# Given task
Show every line in the records below that contains the word "عساكر".
....................
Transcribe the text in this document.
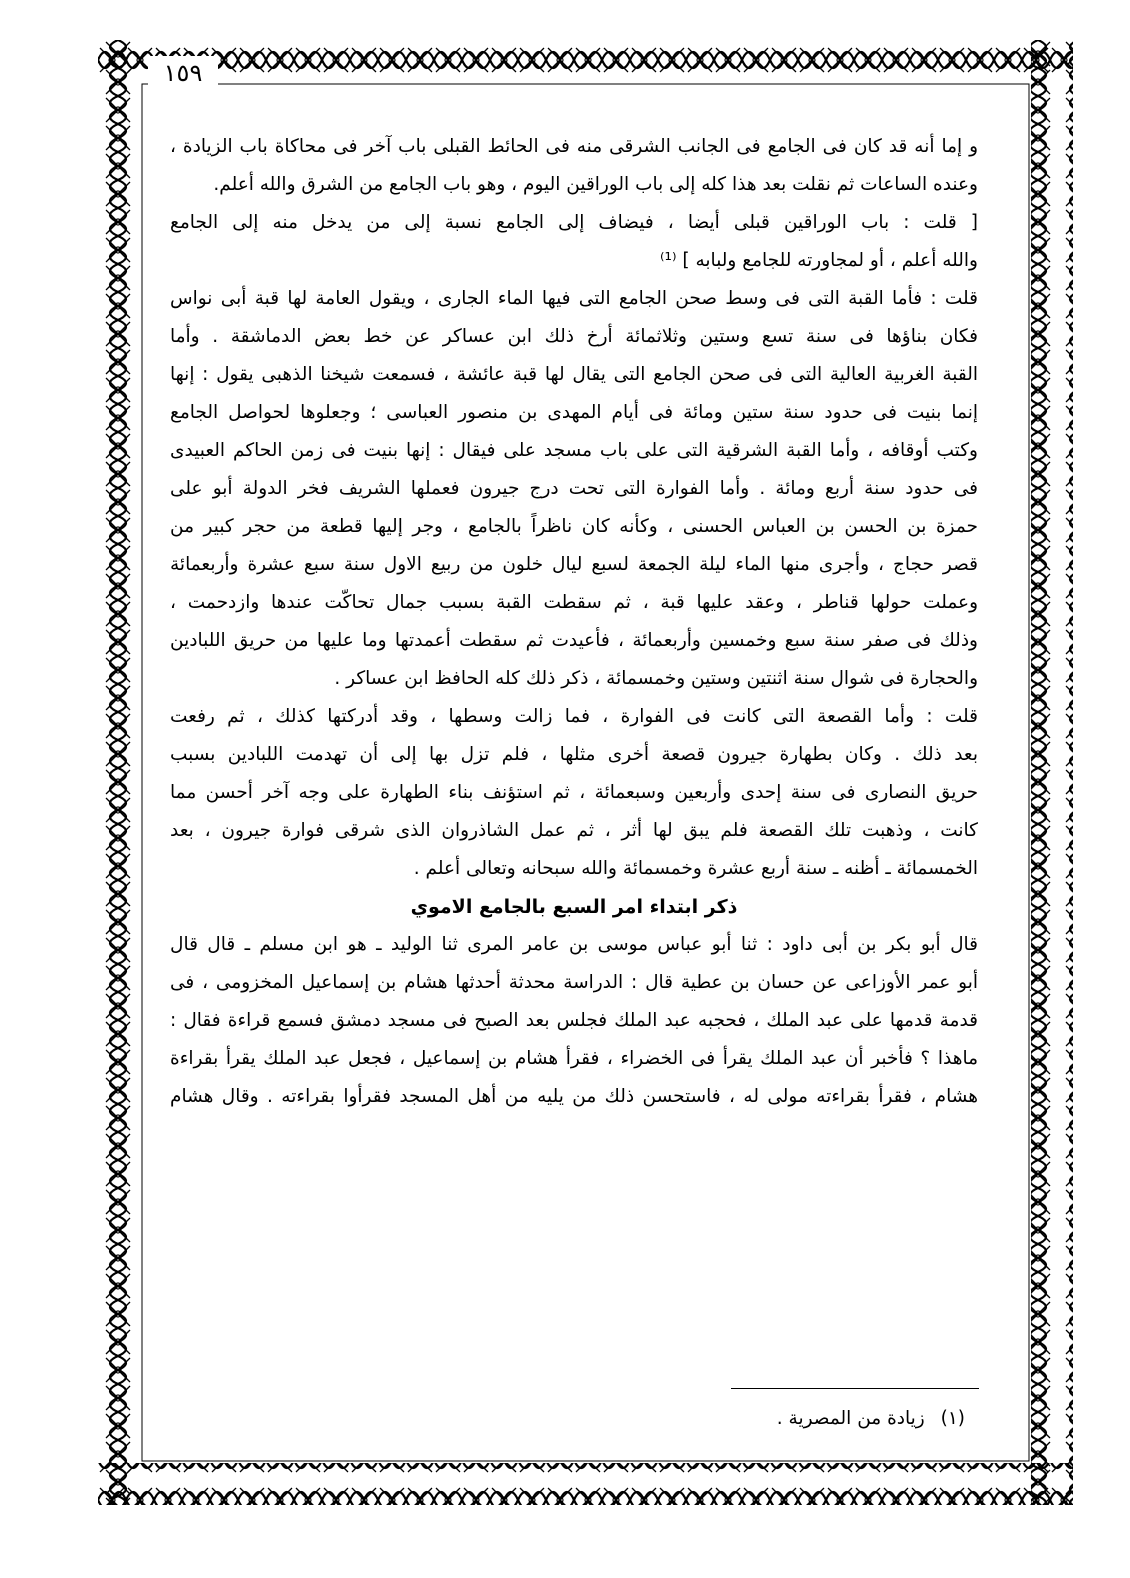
١٥٩
و إما أنه قد كان فى الجامع فى الجانب الشرقى منه فى الحائط القبلى باب آخر فى محاكاة باب الزيادة ،
وعنده الساعات ثم نقلت بعد هذا كله إلى باب الوراقين اليوم ، وهو باب الجامع من الشرق والله أعلم.
[ قلت : باب الوراقين قبلى أيضا ، فيضاف إلى الجامع نسبة إلى من يدخل منه إلى الجامع
والله أعلم ، أو لمجاورته للجامع ولبابه ] ⁽¹⁾
قلت : فأما القبة التى فى وسط صحن الجامع التى فيها الماء الجارى ، ويقول العامة لها قبة أبى نواس
فكان بناؤها فى سنة تسع وستين وثلاثمائة أرخ ذلك ابن عساكر عن خط بعض الدماشقة . وأما
القبة الغربية العالية التى فى صحن الجامع التى يقال لها قبة عائشة ، فسمعت شيخنا الذهبى يقول : إنها
إنما بنيت فى حدود سنة ستين ومائة فى أيام المهدى بن منصور العباسى ؛ وجعلوها لحواصل الجامع
وكتب أوقافه ، وأما القبة الشرقية التى على باب مسجد على فيقال : إنها بنيت فى زمن الحاكم العبيدى
فى حدود سنة أربع ومائة . وأما الفوارة التى تحت درج جيرون فعملها الشريف فخر الدولة أبو على
حمزة بن الحسن بن العباس الحسنى ، وكأنه كان ناظراً بالجامع ، وجر إليها قطعة من حجر كبير من
قصر حجاج ، وأجرى منها الماء ليلة الجمعة لسبع ليال خلون من ربيع الاول سنة سبع عشرة وأربعمائة
وعملت حولها قناطر ، وعقد عليها قبة ، ثم سقطت القبة بسبب جمال تحاكّت عندها وازدحمت ،
وذلك فى صفر سنة سبع وخمسين وأربعمائة ، فأعيدت ثم سقطت أعمدتها وما عليها من حريق اللبادين
والحجارة فى شوال سنة اثنتين وستين وخمسمائة ، ذكر ذلك كله الحافظ ابن عساكر .
قلت : وأما القصعة التى كانت فى الفوارة ، فما زالت وسطها ، وقد أدركتها كذلك ، ثم رفعت
بعد ذلك . وكان بطهارة جيرون قصعة أخرى مثلها ، فلم تزل بها إلى أن تهدمت اللبادين بسبب
حريق النصارى فى سنة إحدى وأربعين وسبعمائة ، ثم استؤنف بناء الطهارة على وجه آخر أحسن مما
كانت ، وذهبت تلك القصعة فلم يبق لها أثر ، ثم عمل الشاذروان الذى شرقى فوارة جيرون ، بعد
الخمسمائة ـ أظنه ـ سنة أربع عشرة وخمسمائة والله سبحانه وتعالى أعلم .
ذكر ابتداء امر السبع بالجامع الاموي
قال أبو بكر بن أبى داود : ثنا أبو عباس موسى بن عامر المرى ثنا الوليد ـ هو ابن مسلم ـ قال قال
أبو عمر الأوزاعى عن حسان بن عطية قال : الدراسة محدثة أحدثها هشام بن إسماعيل المخزومى ، فى
قدمة قدمها على عبد الملك ، فحجبه عبد الملك فجلس بعد الصبح فى مسجد دمشق فسمع قراءة فقال :
ماهذا ؟ فأخبر أن عبد الملك يقرأ فى الخضراء ، فقرأ هشام بن إسماعيل ، فجعل عبد الملك يقرأ بقراءة
هشام ، فقرأ بقراءته مولى له ، فاستحسن ذلك من يليه من أهل المسجد فقرأوا بقراءته . وقال هشام
(١) زيادة من المصرية .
....................
# Answer to this task
فكان بناؤها فى سنة تسع وستين وثلاثمائة أرخ ذلك ابن عساكر عن خط بعض الدماشقة . وأما
والحجارة فى شوال سنة اثنتين وستين وخمسمائة ، ذكر ذلك كله الحافظ ابن عساكر .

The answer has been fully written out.